* [Your goal]
Could you copy each line of the listing below that has the word "this"?

* [Given data]
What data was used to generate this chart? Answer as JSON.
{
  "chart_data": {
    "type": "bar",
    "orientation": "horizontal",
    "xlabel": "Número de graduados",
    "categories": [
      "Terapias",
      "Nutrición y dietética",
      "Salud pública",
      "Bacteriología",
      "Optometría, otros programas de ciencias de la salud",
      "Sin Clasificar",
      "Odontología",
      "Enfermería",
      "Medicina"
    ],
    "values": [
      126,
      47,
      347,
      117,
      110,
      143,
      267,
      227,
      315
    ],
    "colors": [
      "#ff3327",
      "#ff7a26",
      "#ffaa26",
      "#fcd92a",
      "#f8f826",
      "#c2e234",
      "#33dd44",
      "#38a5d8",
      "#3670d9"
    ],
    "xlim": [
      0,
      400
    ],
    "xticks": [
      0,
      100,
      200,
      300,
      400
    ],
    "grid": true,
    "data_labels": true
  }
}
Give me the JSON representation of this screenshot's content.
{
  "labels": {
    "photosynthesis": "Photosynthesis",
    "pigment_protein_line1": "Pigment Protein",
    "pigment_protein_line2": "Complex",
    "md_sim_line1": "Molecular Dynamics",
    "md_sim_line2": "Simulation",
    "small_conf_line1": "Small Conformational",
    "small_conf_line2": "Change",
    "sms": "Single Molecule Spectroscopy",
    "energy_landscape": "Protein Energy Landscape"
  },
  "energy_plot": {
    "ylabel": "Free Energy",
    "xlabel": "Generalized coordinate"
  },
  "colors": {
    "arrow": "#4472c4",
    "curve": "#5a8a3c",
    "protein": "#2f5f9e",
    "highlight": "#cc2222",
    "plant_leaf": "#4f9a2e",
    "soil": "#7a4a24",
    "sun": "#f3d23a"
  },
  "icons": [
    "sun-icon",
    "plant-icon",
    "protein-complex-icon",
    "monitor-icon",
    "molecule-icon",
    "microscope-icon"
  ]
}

* [Task answer]
What data was used to generate this chart? Answer as JSON.
Give me the JSON representation of this screenshot's content.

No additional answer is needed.